**TASK INSTRUCTIONS**
Among the entries below, find how many lines carry the word "this" and state only that figure.

━━━━

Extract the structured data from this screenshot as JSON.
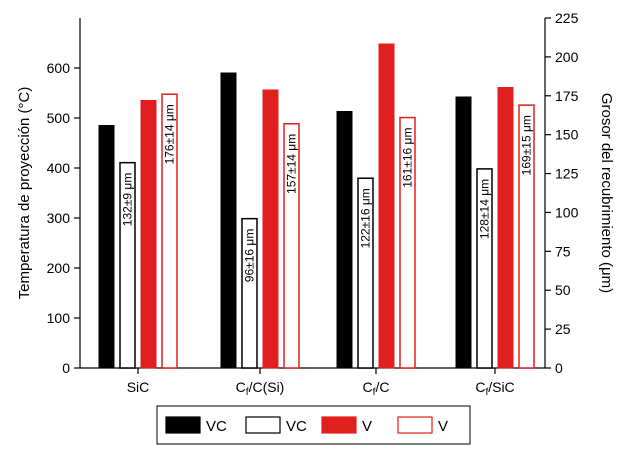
{
  "chart_data": {
    "type": "bar",
    "categories": [
      "SiC",
      "Cf/C(Si)",
      "Cf/C",
      "Cf/SiC"
    ],
    "category_labels": [
      {
        "main": "SiC",
        "sub": "",
        "rest": ""
      },
      {
        "main": "C",
        "sub": "f",
        "rest": "/C(Si)"
      },
      {
        "main": "C",
        "sub": "f",
        "rest": "/C"
      },
      {
        "main": "C",
        "sub": "f",
        "rest": "/SiC"
      }
    ],
    "ylabel_left": "Temperatura de proyección (°C)",
    "ylabel_right": "Grosor del recubrimiento (μm)",
    "ylim_left": [
      0,
      700
    ],
    "ylim_right": [
      0,
      225
    ],
    "yticks_left": [
      0,
      100,
      200,
      300,
      400,
      500,
      600
    ],
    "yticks_right": [
      0,
      25,
      50,
      75,
      100,
      125,
      150,
      175,
      200,
      225
    ],
    "grid": false,
    "legend_position": "bottom",
    "series": [
      {
        "name": "VC",
        "axis": "left",
        "style": "filled",
        "color": "#000000",
        "values": [
          485,
          590,
          513,
          542
        ]
      },
      {
        "name": "VC",
        "axis": "right",
        "style": "outline",
        "color": "#000000",
        "values": [
          132,
          96,
          122,
          128
        ],
        "labels": [
          "132±9 μm",
          "96±16 μm",
          "122±16 μm",
          "128±14 μm"
        ]
      },
      {
        "name": "V",
        "axis": "left",
        "style": "filled",
        "color": "#e0201e",
        "values": [
          535,
          556,
          648,
          561
        ]
      },
      {
        "name": "V",
        "axis": "right",
        "style": "outline",
        "color": "#e0201e",
        "values": [
          176,
          157,
          161,
          169
        ],
        "labels": [
          "176±14 μm",
          "157±14 μm",
          "161±16 μm",
          "169±15 μm"
        ]
      }
    ]
  }
}
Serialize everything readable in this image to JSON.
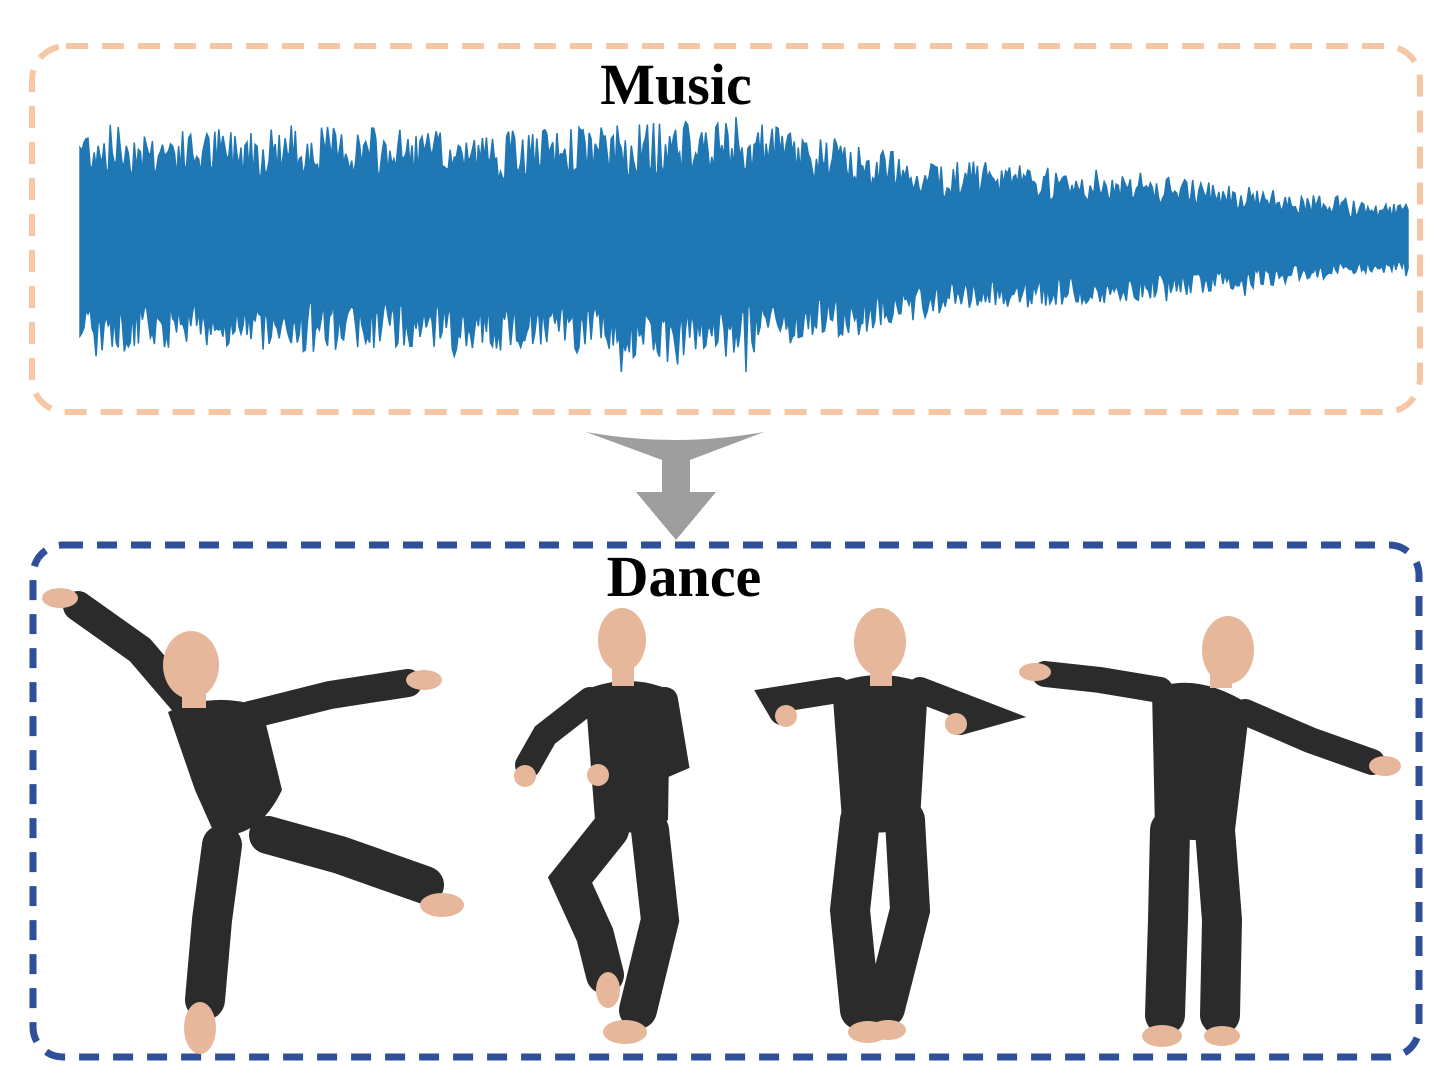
{
  "music": {
    "title": "Music"
  },
  "dance": {
    "title": "Dance"
  },
  "colors": {
    "music_border": "#f7c6a4",
    "dance_border": "#2f4f9a",
    "waveform": "#1f77b4",
    "arrow": "#9e9e9e",
    "suit": "#2b2b2b",
    "skin": "#e6b79a"
  },
  "waveform": {
    "envelope_upper": [
      [
        0.0,
        0.98
      ],
      [
        0.08,
        0.9
      ],
      [
        0.15,
        0.95
      ],
      [
        0.22,
        0.92
      ],
      [
        0.3,
        0.88
      ],
      [
        0.38,
        0.92
      ],
      [
        0.45,
        0.97
      ],
      [
        0.52,
        0.94
      ],
      [
        0.58,
        0.8
      ],
      [
        0.65,
        0.66
      ],
      [
        0.72,
        0.62
      ],
      [
        0.8,
        0.55
      ],
      [
        0.88,
        0.45
      ],
      [
        0.94,
        0.38
      ],
      [
        1.0,
        0.3
      ]
    ],
    "envelope_lower": [
      [
        0.0,
        0.9
      ],
      [
        0.08,
        0.8
      ],
      [
        0.15,
        0.86
      ],
      [
        0.22,
        0.82
      ],
      [
        0.3,
        0.84
      ],
      [
        0.38,
        0.88
      ],
      [
        0.45,
        0.96
      ],
      [
        0.52,
        0.86
      ],
      [
        0.58,
        0.72
      ],
      [
        0.65,
        0.56
      ],
      [
        0.72,
        0.5
      ],
      [
        0.8,
        0.45
      ],
      [
        0.88,
        0.36
      ],
      [
        0.94,
        0.28
      ],
      [
        1.0,
        0.22
      ]
    ]
  },
  "dancers": [
    {
      "pose": "lunge-reach"
    },
    {
      "pose": "knee-lift"
    },
    {
      "pose": "arms-bent-stand"
    },
    {
      "pose": "arms-wide-lean"
    }
  ]
}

━━━━

**OUTPUT**
2